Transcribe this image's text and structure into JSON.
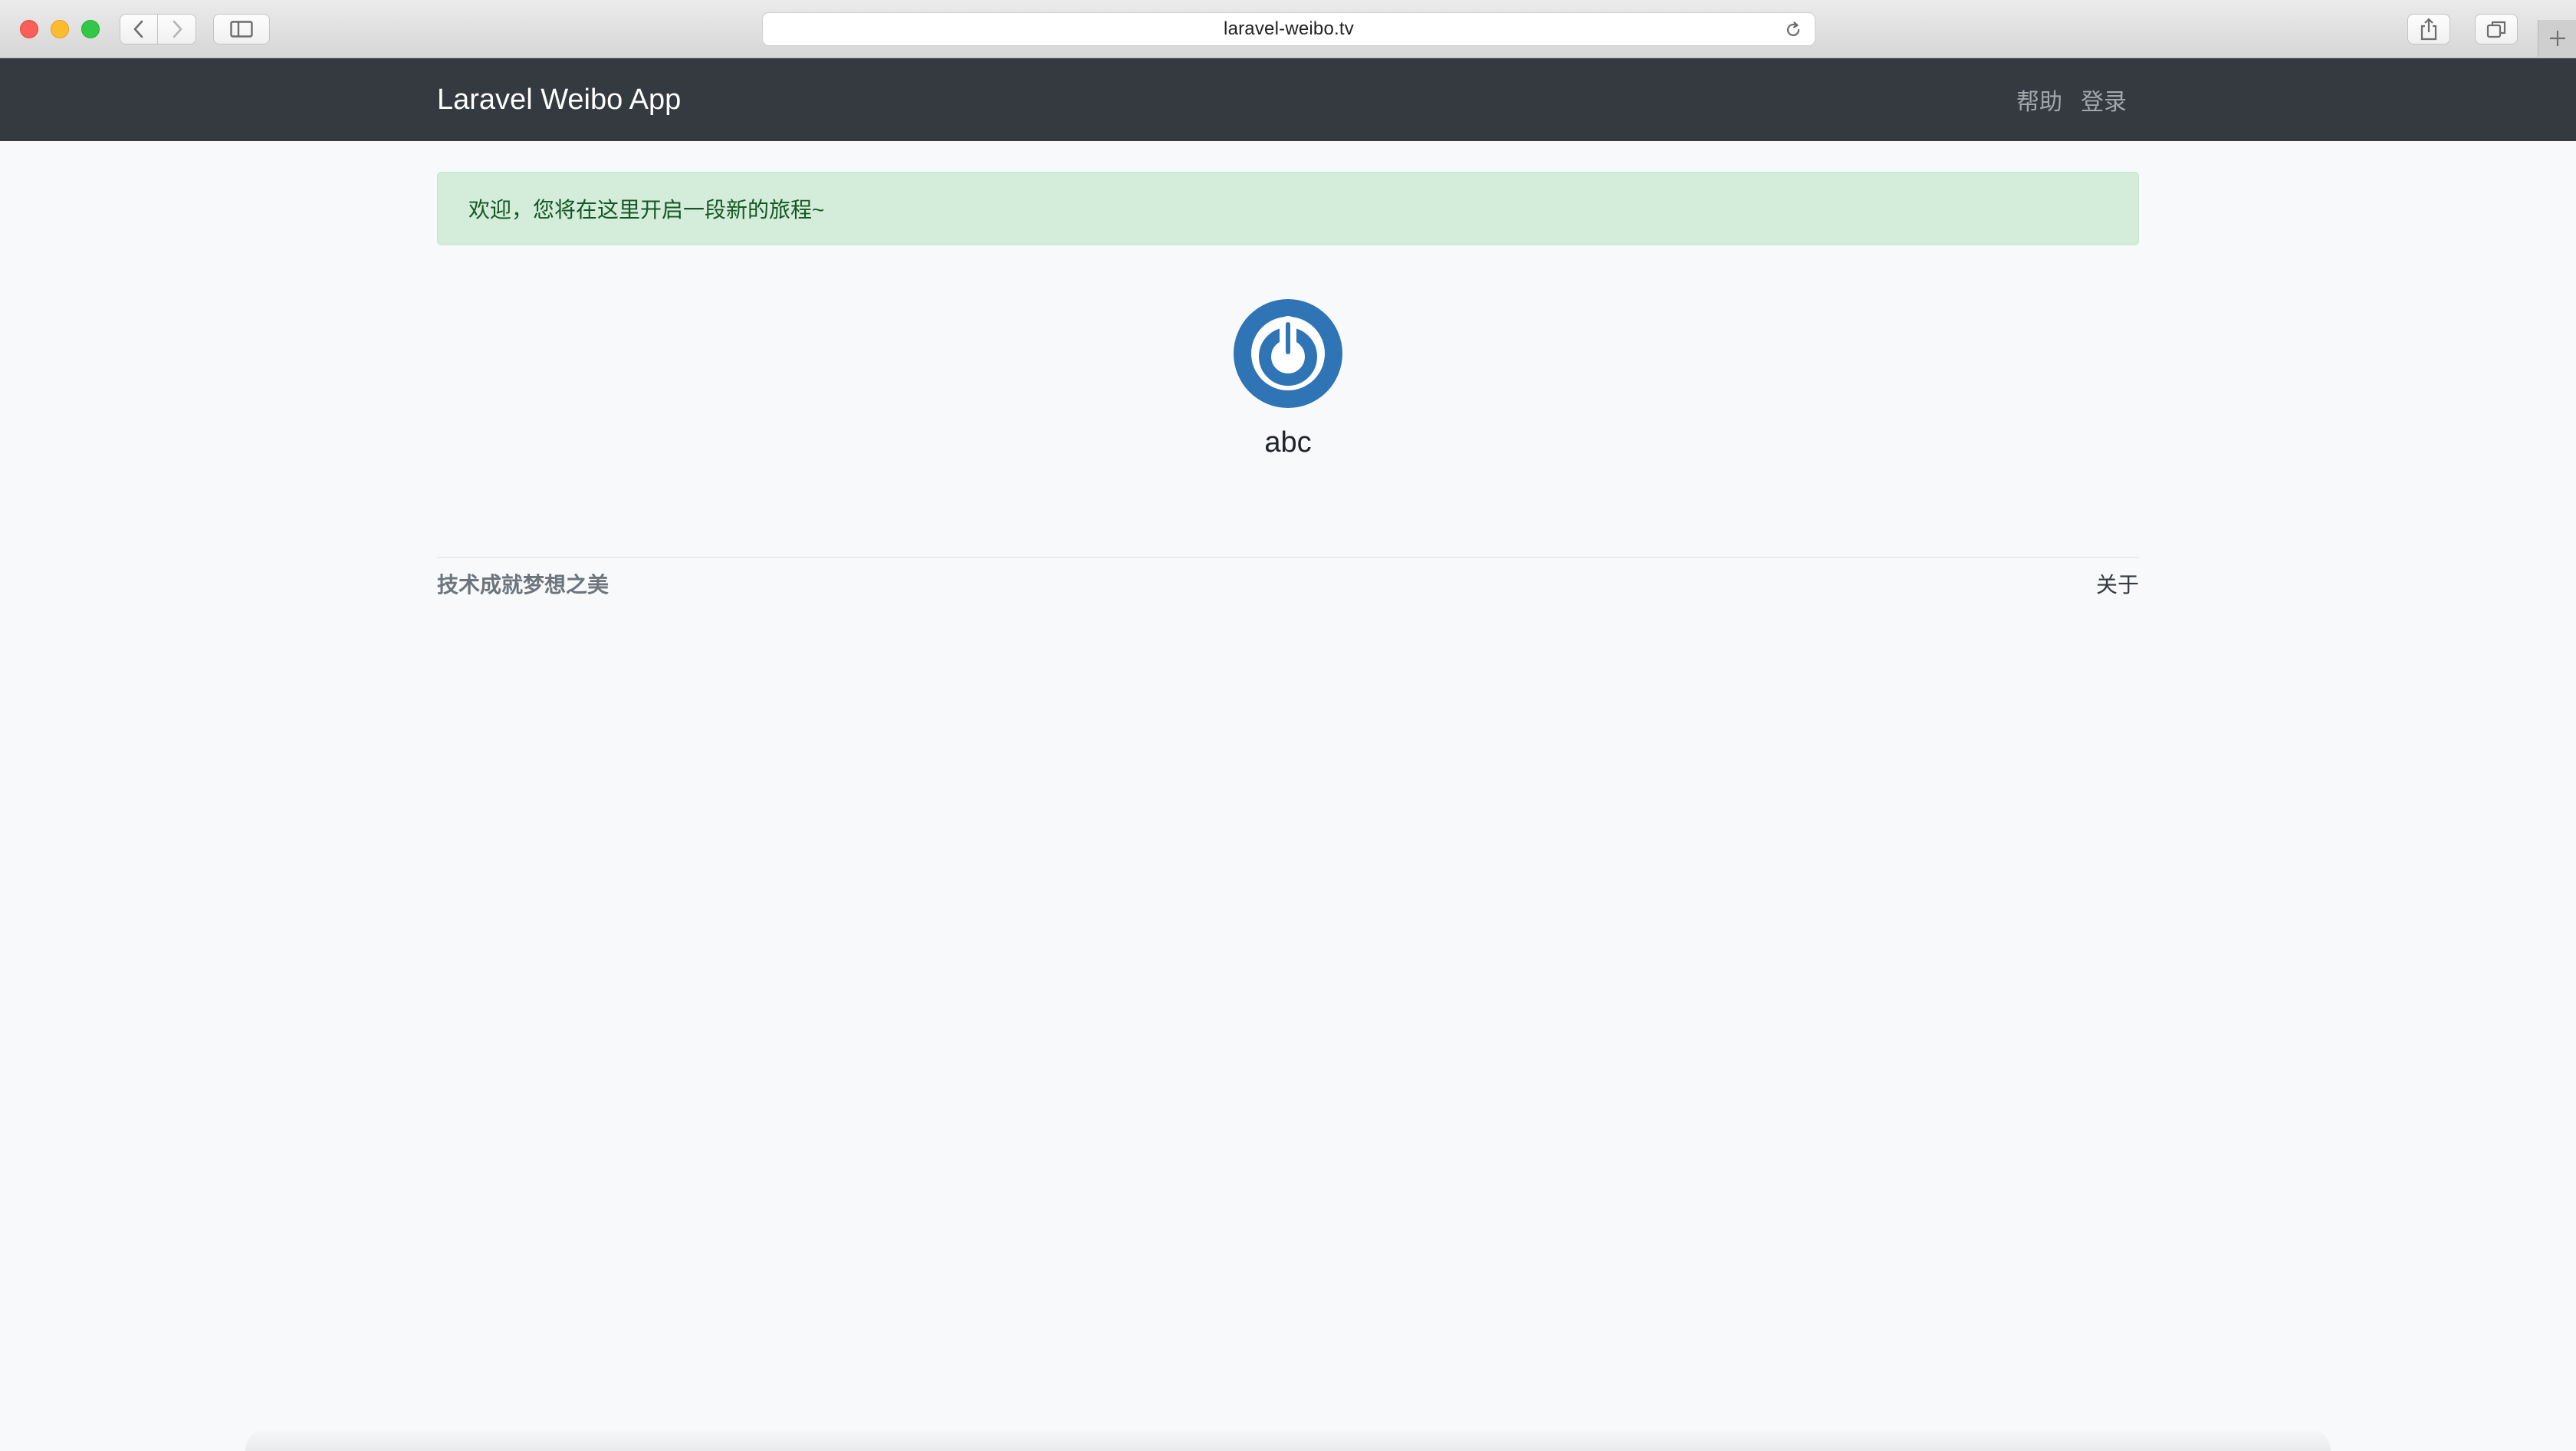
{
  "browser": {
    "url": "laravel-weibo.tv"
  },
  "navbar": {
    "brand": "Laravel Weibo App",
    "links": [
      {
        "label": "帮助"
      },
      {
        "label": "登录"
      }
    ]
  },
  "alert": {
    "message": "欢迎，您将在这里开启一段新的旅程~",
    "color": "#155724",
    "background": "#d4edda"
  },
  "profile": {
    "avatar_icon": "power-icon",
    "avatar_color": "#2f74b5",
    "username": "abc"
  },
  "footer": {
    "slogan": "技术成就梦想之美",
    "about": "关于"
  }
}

---

_Prompt_.
Repeat every record precisely. Any picture among them stays out of the copy.

_Solution to the problem_.
Transcribe this image's text and structure into JSON.
{
  "browser": {
    "url": "laravel-weibo.tv"
  },
  "navbar": {
    "brand": "Laravel Weibo App",
    "links": [
      {
        "label": "帮助"
      },
      {
        "label": "登录"
      }
    ]
  },
  "alert": {
    "message": "欢迎，您将在这里开启一段新的旅程~",
    "color": "#155724",
    "background": "#d4edda"
  },
  "profile": {
    "avatar_icon": "power-icon",
    "avatar_color": "#2f74b5",
    "username": "abc"
  },
  "footer": {
    "slogan": "技术成就梦想之美",
    "about": "关于"
  }
}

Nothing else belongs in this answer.